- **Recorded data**
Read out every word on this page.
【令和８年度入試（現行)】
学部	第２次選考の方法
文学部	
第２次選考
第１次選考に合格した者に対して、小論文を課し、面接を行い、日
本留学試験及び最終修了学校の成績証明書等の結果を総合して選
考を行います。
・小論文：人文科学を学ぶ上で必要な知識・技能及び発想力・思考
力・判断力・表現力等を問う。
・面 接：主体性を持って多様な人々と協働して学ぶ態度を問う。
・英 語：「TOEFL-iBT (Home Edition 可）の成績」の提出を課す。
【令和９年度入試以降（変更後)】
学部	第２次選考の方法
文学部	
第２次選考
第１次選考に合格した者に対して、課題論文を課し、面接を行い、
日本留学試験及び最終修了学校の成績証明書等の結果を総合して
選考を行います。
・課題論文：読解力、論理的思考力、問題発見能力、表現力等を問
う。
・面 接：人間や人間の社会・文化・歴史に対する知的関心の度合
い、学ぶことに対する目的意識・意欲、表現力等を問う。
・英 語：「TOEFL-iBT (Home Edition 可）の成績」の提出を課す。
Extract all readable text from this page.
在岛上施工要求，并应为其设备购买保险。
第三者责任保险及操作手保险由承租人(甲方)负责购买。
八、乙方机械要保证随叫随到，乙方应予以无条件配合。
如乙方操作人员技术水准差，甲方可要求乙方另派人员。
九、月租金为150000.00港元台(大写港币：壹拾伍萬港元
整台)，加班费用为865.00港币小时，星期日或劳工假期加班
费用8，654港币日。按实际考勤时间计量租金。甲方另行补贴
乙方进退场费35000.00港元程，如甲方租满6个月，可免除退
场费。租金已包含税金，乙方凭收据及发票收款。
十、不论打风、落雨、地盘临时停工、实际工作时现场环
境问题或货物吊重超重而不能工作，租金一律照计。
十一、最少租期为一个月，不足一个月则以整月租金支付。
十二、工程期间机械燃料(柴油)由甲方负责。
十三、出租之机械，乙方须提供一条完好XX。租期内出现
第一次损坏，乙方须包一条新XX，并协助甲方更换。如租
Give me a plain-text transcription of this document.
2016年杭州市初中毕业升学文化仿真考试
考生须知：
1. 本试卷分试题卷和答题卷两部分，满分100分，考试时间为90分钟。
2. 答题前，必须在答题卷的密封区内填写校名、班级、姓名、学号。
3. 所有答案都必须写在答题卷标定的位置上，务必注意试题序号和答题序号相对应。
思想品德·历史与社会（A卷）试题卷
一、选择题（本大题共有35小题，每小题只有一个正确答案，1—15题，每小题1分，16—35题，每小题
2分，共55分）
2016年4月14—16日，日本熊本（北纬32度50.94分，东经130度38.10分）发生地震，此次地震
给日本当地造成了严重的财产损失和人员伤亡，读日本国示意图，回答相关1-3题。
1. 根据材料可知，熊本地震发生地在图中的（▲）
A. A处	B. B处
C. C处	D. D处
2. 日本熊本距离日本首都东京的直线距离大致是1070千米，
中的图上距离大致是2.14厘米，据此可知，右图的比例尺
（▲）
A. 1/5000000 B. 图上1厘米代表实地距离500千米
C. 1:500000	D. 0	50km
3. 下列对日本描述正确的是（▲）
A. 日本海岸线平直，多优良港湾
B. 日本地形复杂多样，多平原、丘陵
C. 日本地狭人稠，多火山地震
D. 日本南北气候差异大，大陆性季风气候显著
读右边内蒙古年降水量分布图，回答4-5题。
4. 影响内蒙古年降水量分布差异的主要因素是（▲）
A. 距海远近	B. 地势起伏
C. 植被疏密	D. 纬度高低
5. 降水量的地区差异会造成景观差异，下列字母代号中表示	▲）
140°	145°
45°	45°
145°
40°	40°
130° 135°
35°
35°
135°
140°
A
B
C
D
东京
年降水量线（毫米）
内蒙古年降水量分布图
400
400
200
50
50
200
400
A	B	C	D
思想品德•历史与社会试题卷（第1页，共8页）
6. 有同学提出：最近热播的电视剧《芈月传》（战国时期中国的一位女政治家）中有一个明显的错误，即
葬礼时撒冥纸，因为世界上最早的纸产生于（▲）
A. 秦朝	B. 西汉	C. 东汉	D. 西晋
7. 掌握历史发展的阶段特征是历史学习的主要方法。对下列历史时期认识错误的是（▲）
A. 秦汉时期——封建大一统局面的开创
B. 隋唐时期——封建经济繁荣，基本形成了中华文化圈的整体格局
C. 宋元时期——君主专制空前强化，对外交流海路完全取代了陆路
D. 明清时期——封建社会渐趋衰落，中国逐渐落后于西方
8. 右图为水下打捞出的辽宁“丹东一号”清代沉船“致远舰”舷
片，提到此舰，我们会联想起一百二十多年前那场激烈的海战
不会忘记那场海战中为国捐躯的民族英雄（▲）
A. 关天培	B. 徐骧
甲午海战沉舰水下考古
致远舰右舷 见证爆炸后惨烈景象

- **Job**
Pick each line holding the word "表現力等を問う" out of the listing.

- **Response**
力・判断力・表現力等を問う。
い、学ぶことに対する目的意識・意欲、表現力等を問う。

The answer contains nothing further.